EXERCISE DIRECTIONS> Reproduce every entry exactly.

####

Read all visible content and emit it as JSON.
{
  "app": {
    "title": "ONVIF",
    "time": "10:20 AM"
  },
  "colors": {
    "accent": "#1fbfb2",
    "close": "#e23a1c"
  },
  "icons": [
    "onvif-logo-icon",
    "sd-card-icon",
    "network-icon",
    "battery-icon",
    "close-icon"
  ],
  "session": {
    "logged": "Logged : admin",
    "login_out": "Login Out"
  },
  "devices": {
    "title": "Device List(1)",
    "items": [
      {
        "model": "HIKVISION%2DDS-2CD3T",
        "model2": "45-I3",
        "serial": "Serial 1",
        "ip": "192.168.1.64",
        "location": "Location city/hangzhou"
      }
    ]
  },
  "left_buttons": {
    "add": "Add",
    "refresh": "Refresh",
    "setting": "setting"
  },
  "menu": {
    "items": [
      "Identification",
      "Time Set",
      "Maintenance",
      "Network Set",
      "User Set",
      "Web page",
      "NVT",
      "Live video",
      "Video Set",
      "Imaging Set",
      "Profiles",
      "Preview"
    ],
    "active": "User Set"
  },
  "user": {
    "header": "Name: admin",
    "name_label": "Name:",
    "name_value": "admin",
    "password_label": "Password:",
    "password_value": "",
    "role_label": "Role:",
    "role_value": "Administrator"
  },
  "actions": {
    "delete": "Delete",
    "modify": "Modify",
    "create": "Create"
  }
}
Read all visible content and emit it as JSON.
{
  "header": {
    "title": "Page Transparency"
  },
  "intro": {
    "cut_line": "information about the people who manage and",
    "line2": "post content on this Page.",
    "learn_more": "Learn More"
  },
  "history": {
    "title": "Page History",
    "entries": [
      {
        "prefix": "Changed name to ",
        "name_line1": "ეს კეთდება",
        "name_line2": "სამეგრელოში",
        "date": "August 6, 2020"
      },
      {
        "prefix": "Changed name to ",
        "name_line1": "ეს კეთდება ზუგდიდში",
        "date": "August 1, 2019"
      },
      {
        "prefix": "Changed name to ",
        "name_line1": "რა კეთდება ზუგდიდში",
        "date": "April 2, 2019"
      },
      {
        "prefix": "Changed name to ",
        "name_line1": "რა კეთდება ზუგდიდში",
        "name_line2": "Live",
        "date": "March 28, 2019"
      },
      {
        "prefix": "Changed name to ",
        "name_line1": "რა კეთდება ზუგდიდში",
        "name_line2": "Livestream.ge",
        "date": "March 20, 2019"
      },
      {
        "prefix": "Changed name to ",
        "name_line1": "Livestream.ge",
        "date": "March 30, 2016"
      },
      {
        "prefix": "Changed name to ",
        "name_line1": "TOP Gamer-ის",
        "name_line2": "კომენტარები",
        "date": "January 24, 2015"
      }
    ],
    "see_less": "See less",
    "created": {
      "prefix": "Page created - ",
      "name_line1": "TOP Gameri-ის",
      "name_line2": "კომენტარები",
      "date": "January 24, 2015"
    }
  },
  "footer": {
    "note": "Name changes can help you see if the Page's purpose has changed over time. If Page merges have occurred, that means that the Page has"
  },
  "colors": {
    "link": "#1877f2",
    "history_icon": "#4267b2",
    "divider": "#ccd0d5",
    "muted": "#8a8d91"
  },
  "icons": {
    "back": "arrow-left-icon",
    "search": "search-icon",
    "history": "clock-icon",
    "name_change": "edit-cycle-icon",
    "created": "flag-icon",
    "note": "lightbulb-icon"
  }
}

####

RESPONSE FOR THIS EXERCISE>
Read all visible content and emit it as JSON.
{
  "app": {
    "title": "ONVIF",
    "time": "10:20 AM"
  },
  "colors": {
    "accent": "#1fbfb2",
    "close": "#e23a1c"
  },
  "icons": [
    "onvif-logo-icon",
    "sd-card-icon",
    "network-icon",
    "battery-icon",
    "close-icon"
  ],
  "session": {
    "logged": "Logged : admin",
    "login_out": "Login Out"
  },
  "devices": {
    "title": "Device List(1)",
    "items": [
      {
        "model": "HIKVISION%2DDS-2CD3T",
        "model2": "45-I3",
        "serial": "Serial 1",
        "ip": "192.168.1.64",
        "location": "Location city/hangzhou"
      }
    ]
  },
  "left_buttons": {
    "add": "Add",
    "refresh": "Refresh",
    "setting": "setting"
  },
  "menu": {
    "items": [
      "Identification",
      "Time Set",
      "Maintenance",
      "Network Set",
      "User Set",
      "Web page",
      "NVT",
      "Live video",
      "Video Set",
      "Imaging Set",
      "Profiles",
      "Preview"
    ],
    "active": "User Set"
  },
  "user": {
    "header": "Name: admin",
    "name_label": "Name:",
    "name_value": "admin",
    "password_label": "Password:",
    "password_value": "",
    "role_label": "Role:",
    "role_value": "Administrator"
  },
  "actions": {
    "delete": "Delete",
    "modify": "Modify",
    "create": "Create"
  }
}
Read all visible content and emit it as JSON.
{
  "header": {
    "title": "Page Transparency"
  },
  "intro": {
    "cut_line": "information about the people who manage and",
    "line2": "post content on this Page.",
    "learn_more": "Learn More"
  },
  "history": {
    "title": "Page History",
    "entries": [
      {
        "prefix": "Changed name to ",
        "name_line1": "ეს კეთდება",
        "name_line2": "სამეგრელოში",
        "date": "August 6, 2020"
      },
      {
        "prefix": "Changed name to ",
        "name_line1": "ეს კეთდება ზუგდიდში",
        "date": "August 1, 2019"
      },
      {
        "prefix": "Changed name to ",
        "name_line1": "რა კეთდება ზუგდიდში",
        "date": "April 2, 2019"
      },
      {
        "prefix": "Changed name to ",
        "name_line1": "რა კეთდება ზუგდიდში",
        "name_line2": "Live",
        "date": "March 28, 2019"
      },
      {
        "prefix": "Changed name to ",
        "name_line1": "რა კეთდება ზუგდიდში",
        "name_line2": "Livestream.ge",
        "date": "March 20, 2019"
      },
      {
        "prefix": "Changed name to ",
        "name_line1": "Livestream.ge",
        "date": "March 30, 2016"
      },
      {
        "prefix": "Changed name to ",
        "name_line1": "TOP Gamer-ის",
        "name_line2": "კომენტარები",
        "date": "January 24, 2015"
      }
    ],
    "see_less": "See less",
    "created": {
      "prefix": "Page created - ",
      "name_line1": "TOP Gameri-ის",
      "name_line2": "კომენტარები",
      "date": "January 24, 2015"
    }
  },
  "footer": {
    "note": "Name changes can help you see if the Page's purpose has changed over time. If Page merges have occurred, that means that the Page has"
  },
  "colors": {
    "link": "#1877f2",
    "history_icon": "#4267b2",
    "divider": "#ccd0d5",
    "muted": "#8a8d91"
  },
  "icons": {
    "back": "arrow-left-icon",
    "search": "search-icon",
    "history": "clock-icon",
    "name_change": "edit-cycle-icon",
    "created": "flag-icon",
    "note": "lightbulb-icon"
  }
}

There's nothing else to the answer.